* _SUPPLIED RECORDS_
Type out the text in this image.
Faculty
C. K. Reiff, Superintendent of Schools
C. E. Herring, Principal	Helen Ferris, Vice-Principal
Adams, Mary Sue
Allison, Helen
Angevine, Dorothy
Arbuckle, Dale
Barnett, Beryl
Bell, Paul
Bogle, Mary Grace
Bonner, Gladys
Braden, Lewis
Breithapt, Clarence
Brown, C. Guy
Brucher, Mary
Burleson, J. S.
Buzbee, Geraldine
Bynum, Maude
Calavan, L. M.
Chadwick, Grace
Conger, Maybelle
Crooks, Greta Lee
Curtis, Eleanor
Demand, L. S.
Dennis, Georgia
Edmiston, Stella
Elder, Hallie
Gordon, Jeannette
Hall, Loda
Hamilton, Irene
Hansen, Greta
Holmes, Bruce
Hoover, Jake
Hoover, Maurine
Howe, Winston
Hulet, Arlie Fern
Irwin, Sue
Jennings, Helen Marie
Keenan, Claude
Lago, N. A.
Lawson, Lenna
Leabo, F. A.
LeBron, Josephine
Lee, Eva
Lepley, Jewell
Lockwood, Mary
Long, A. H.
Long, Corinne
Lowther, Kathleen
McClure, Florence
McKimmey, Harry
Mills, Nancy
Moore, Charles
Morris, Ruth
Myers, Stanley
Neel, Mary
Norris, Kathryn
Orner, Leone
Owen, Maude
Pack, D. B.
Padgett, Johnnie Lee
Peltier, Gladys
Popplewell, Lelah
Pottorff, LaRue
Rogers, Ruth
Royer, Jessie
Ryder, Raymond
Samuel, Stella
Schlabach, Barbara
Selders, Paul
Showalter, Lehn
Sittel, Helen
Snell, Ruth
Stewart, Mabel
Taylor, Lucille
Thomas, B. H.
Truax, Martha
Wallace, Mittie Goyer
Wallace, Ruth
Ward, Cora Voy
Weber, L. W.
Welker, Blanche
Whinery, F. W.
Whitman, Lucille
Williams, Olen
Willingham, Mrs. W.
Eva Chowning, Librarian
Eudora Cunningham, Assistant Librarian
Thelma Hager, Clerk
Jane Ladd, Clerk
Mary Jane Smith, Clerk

* _WHAT YOU NEED TO DO_
The records above should be restated word for word, please.

* _FULL SOLUTION_
Type out the text in this image.
Faculty
C. K. Reiff, Superintendent of Schools
C. E. Herring, Principal	Helen Ferris, Vice-Principal
Adams, Mary Sue
Allison, Helen
Angevine, Dorothy
Arbuckle, Dale
Barnett, Beryl
Bell, Paul
Bogle, Mary Grace
Bonner, Gladys
Braden, Lewis
Breithapt, Clarence
Brown, C. Guy
Brucher, Mary
Burleson, J. S.
Buzbee, Geraldine
Bynum, Maude
Calavan, L. M.
Chadwick, Grace
Conger, Maybelle
Crooks, Greta Lee
Curtis, Eleanor
Demand, L. S.
Dennis, Georgia
Edmiston, Stella
Elder, Hallie
Gordon, Jeannette
Hall, Loda
Hamilton, Irene
Hansen, Greta
Holmes, Bruce
Hoover, Jake
Hoover, Maurine
Howe, Winston
Hulet, Arlie Fern
Irwin, Sue
Jennings, Helen Marie
Keenan, Claude
Lago, N. A.
Lawson, Lenna
Leabo, F. A.
LeBron, Josephine
Lee, Eva
Lepley, Jewell
Lockwood, Mary
Long, A. H.
Long, Corinne
Lowther, Kathleen
McClure, Florence
McKimmey, Harry
Mills, Nancy
Moore, Charles
Morris, Ruth
Myers, Stanley
Neel, Mary
Norris, Kathryn
Orner, Leone
Owen, Maude
Pack, D. B.
Padgett, Johnnie Lee
Peltier, Gladys
Popplewell, Lelah
Pottorff, LaRue
Rogers, Ruth
Royer, Jessie
Ryder, Raymond
Samuel, Stella
Schlabach, Barbara
Selders, Paul
Showalter, Lehn
Sittel, Helen
Snell, Ruth
Stewart, Mabel
Taylor, Lucille
Thomas, B. H.
Truax, Martha
Wallace, Mittie Goyer
Wallace, Ruth
Ward, Cora Voy
Weber, L. W.
Welker, Blanche
Whinery, F. W.
Whitman, Lucille
Williams, Olen
Willingham, Mrs. W.
Eva Chowning, Librarian
Eudora Cunningham, Assistant Librarian
Thelma Hager, Clerk
Jane Ladd, Clerk
Mary Jane Smith, Clerk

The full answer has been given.